— start of The input —

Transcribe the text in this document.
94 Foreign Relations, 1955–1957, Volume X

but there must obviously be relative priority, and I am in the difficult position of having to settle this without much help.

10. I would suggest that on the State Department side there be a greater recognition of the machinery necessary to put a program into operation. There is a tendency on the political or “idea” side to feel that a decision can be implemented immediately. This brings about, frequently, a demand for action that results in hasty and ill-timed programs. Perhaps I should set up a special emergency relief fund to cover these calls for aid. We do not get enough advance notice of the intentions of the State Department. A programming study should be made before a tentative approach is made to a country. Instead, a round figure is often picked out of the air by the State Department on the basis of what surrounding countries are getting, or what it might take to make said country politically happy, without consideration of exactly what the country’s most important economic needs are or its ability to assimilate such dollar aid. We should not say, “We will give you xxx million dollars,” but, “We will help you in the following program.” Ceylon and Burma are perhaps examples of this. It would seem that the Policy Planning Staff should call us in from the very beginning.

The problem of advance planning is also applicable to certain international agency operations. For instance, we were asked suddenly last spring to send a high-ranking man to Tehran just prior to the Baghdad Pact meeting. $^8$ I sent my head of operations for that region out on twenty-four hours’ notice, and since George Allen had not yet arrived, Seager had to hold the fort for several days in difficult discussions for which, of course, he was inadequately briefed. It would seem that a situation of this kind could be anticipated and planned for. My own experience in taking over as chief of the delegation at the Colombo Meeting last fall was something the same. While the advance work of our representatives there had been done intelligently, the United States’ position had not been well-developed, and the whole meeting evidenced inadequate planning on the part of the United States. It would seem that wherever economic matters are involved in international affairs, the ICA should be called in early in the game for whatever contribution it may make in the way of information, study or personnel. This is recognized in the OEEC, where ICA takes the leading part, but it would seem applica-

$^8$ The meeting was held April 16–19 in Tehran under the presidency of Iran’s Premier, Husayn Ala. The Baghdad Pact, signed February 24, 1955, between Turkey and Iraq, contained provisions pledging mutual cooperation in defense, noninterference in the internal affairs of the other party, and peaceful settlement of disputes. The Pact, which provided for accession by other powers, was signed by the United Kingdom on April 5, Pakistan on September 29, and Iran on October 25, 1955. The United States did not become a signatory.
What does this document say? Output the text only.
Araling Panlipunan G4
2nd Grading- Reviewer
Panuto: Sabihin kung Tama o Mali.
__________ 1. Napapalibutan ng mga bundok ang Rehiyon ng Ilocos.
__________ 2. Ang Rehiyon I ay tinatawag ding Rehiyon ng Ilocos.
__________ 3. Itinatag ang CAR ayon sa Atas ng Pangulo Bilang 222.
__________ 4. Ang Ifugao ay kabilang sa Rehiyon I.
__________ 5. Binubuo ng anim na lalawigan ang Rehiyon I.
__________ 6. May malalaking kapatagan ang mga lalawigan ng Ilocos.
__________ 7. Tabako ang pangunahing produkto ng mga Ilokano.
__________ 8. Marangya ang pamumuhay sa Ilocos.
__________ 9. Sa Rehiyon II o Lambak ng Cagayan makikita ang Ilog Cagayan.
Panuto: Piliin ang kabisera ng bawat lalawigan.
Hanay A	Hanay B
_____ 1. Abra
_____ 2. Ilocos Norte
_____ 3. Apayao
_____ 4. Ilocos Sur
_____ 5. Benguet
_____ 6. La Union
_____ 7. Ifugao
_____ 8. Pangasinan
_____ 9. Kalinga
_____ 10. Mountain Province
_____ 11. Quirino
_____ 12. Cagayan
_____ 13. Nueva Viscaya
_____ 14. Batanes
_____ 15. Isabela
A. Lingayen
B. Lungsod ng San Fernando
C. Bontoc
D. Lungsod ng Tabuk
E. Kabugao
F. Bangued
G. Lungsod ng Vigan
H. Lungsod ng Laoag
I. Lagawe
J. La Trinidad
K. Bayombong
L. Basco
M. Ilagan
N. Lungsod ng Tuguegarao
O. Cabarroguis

— end of The input —

Each record above should be repeated exactly as it appears.

Complete output:
Transcribe the text in this document.
94 Foreign Relations, 1955–1957, Volume X

but there must obviously be relative priority, and I am in the difficult position of having to settle this without much help.

10. I would suggest that on the State Department side there be a greater recognition of the machinery necessary to put a program into operation. There is a tendency on the political or “idea” side to feel that a decision can be implemented immediately. This brings about, frequently, a demand for action that results in hasty and ill-timed programs. Perhaps I should set up a special emergency relief fund to cover these calls for aid. We do not get enough advance notice of the intentions of the State Department. A programming study should be made before a tentative approach is made to a country. Instead, a round figure is often picked out of the air by the State Department on the basis of what surrounding countries are getting, or what it might take to make said country politically happy, without consideration of exactly what the country’s most important economic needs are or its ability to assimilate such dollar aid. We should not say, “We will give you xxx million dollars,” but, “We will help you in the following program.” Ceylon and Burma are perhaps examples of this. It would seem that the Policy Planning Staff should call us in from the very beginning.

The problem of advance planning is also applicable to certain international agency operations. For instance, we were asked suddenly last spring to send a high-ranking man to Tehran just prior to the Baghdad Pact meeting. $^8$ I sent my head of operations for that region out on twenty-four hours’ notice, and since George Allen had not yet arrived, Seager had to hold the fort for several days in difficult discussions for which, of course, he was inadequately briefed. It would seem that a situation of this kind could be anticipated and planned for. My own experience in taking over as chief of the delegation at the Colombo Meeting last fall was something the same. While the advance work of our representatives there had been done intelligently, the United States’ position had not been well-developed, and the whole meeting evidenced inadequate planning on the part of the United States. It would seem that wherever economic matters are involved in international affairs, the ICA should be called in early in the game for whatever contribution it may make in the way of information, study or personnel. This is recognized in the OEEC, where ICA takes the leading part, but it would seem applica-

$^8$ The meeting was held April 16–19 in Tehran under the presidency of Iran’s Premier, Husayn Ala. The Baghdad Pact, signed February 24, 1955, between Turkey and Iraq, contained provisions pledging mutual cooperation in defense, noninterference in the internal affairs of the other party, and peaceful settlement of disputes. The Pact, which provided for accession by other powers, was signed by the United Kingdom on April 5, Pakistan on September 29, and Iran on October 25, 1955. The United States did not become a signatory.
What does this document say? Output the text only.
Araling Panlipunan G4
2nd Grading- Reviewer
Panuto: Sabihin kung Tama o Mali.
__________ 1. Napapalibutan ng mga bundok ang Rehiyon ng Ilocos.
__________ 2. Ang Rehiyon I ay tinatawag ding Rehiyon ng Ilocos.
__________ 3. Itinatag ang CAR ayon sa Atas ng Pangulo Bilang 222.
__________ 4. Ang Ifugao ay kabilang sa Rehiyon I.
__________ 5. Binubuo ng anim na lalawigan ang Rehiyon I.
__________ 6. May malalaking kapatagan ang mga lalawigan ng Ilocos.
__________ 7. Tabako ang pangunahing produkto ng mga Ilokano.
__________ 8. Marangya ang pamumuhay sa Ilocos.
__________ 9. Sa Rehiyon II o Lambak ng Cagayan makikita ang Ilog Cagayan.
Panuto: Piliin ang kabisera ng bawat lalawigan.
Hanay A	Hanay B
_____ 1. Abra
_____ 2. Ilocos Norte
_____ 3. Apayao
_____ 4. Ilocos Sur
_____ 5. Benguet
_____ 6. La Union
_____ 7. Ifugao
_____ 8. Pangasinan
_____ 9. Kalinga
_____ 10. Mountain Province
_____ 11. Quirino
_____ 12. Cagayan
_____ 13. Nueva Viscaya
_____ 14. Batanes
_____ 15. Isabela
A. Lingayen
B. Lungsod ng San Fernando
C. Bontoc
D. Lungsod ng Tabuk
E. Kabugao
F. Bangued
G. Lungsod ng Vigan
H. Lungsod ng Laoag
I. Lagawe
J. La Trinidad
K. Bayombong
L. Basco
M. Ilagan
N. Lungsod ng Tuguegarao
O. Cabarroguis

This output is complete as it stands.